Copy out the lines from the first one down to the line that contains "old-law-chapter-title: 第十六章 建设工程合同", including both, and reproduce each of them verbatim.

━━━━━━━━━━━━━━━━━━━━

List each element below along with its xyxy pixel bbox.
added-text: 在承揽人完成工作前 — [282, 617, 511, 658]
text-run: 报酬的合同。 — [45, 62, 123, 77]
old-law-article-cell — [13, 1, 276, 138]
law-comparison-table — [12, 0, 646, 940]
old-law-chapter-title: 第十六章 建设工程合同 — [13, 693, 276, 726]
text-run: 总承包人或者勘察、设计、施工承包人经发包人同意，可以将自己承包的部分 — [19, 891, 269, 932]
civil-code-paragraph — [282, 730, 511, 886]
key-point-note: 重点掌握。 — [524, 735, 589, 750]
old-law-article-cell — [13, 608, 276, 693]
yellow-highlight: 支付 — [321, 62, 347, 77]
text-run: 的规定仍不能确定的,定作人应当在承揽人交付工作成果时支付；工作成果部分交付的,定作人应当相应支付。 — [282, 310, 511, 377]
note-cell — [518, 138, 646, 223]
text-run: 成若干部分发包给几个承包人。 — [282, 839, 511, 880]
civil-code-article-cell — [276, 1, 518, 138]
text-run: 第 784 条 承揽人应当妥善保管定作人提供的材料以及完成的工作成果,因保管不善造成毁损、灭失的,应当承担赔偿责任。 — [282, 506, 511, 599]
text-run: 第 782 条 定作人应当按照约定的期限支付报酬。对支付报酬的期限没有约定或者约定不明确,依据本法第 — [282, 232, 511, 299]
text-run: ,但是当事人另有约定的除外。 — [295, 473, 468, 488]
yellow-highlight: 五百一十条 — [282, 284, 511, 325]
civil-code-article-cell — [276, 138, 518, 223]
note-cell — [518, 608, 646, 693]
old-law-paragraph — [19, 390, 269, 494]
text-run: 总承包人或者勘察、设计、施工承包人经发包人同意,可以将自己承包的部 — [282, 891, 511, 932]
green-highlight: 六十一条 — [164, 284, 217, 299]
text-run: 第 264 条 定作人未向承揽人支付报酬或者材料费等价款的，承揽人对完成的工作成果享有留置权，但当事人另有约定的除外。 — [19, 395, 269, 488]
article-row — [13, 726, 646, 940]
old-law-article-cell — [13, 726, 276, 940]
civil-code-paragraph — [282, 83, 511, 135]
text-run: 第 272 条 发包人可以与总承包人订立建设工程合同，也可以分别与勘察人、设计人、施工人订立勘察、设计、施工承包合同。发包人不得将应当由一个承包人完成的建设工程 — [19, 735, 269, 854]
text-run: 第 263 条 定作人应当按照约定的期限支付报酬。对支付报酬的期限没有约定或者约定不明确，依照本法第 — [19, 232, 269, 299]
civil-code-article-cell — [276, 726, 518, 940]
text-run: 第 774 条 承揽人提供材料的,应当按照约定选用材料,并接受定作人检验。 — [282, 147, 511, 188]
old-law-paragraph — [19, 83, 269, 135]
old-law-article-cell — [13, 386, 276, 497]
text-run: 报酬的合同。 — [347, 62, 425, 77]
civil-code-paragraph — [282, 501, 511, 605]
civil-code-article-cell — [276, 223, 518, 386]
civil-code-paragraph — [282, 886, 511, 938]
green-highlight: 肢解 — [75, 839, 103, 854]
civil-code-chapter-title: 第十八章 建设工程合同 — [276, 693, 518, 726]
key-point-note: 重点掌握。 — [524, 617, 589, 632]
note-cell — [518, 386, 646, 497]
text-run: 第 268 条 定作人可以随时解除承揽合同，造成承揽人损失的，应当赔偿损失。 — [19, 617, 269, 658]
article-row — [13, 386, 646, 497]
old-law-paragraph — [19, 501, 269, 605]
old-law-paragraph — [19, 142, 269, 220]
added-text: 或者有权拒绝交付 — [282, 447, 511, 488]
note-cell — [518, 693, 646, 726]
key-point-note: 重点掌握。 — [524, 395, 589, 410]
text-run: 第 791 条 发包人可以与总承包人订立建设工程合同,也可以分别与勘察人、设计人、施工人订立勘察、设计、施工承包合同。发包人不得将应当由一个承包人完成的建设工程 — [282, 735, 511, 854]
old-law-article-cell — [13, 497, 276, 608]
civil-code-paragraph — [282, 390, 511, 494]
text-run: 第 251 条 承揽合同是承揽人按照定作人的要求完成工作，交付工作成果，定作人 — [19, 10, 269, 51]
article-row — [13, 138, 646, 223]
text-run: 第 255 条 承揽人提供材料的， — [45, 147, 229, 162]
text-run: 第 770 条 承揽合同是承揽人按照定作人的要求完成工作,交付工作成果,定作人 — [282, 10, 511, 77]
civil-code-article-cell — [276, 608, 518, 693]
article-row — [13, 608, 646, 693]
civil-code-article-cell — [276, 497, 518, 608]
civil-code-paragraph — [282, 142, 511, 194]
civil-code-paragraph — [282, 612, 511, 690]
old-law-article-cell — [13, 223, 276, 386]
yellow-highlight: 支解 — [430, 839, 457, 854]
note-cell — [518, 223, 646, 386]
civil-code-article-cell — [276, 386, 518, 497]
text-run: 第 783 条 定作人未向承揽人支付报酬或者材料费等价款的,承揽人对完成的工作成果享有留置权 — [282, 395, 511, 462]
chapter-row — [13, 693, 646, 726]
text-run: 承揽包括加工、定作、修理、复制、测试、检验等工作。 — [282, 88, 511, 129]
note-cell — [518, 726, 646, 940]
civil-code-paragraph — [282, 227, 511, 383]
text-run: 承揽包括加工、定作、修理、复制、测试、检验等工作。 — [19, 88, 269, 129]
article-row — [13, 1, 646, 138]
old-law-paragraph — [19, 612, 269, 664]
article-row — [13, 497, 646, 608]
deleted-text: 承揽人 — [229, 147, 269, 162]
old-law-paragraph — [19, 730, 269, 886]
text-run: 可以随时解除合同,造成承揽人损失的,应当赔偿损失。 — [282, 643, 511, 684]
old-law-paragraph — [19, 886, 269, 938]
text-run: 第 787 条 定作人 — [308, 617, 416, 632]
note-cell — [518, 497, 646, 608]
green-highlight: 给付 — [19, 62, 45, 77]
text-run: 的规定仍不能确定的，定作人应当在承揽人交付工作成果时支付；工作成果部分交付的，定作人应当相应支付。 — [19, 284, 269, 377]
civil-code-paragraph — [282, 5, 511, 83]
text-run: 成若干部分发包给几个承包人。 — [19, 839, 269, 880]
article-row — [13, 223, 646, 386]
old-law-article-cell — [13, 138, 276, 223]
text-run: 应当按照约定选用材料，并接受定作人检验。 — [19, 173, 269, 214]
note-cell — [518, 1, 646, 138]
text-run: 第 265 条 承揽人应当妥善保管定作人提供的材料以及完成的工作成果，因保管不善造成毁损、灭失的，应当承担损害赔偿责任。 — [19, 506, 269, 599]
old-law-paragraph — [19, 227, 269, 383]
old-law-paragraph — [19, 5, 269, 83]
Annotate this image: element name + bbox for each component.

━━━━━━━━━━━━━━━━━━━━

Output of the task:
List each element below along with its xyxy pixel bbox.
added-text: 在承揽人完成工作前 — [282, 617, 511, 658]
text-run: 报酬的合同。 — [45, 62, 123, 77]
old-law-article-cell — [13, 1, 276, 138]
law-comparison-table — [12, 0, 646, 940]
old-law-chapter-title: 第十六章 建设工程合同 — [13, 693, 276, 726]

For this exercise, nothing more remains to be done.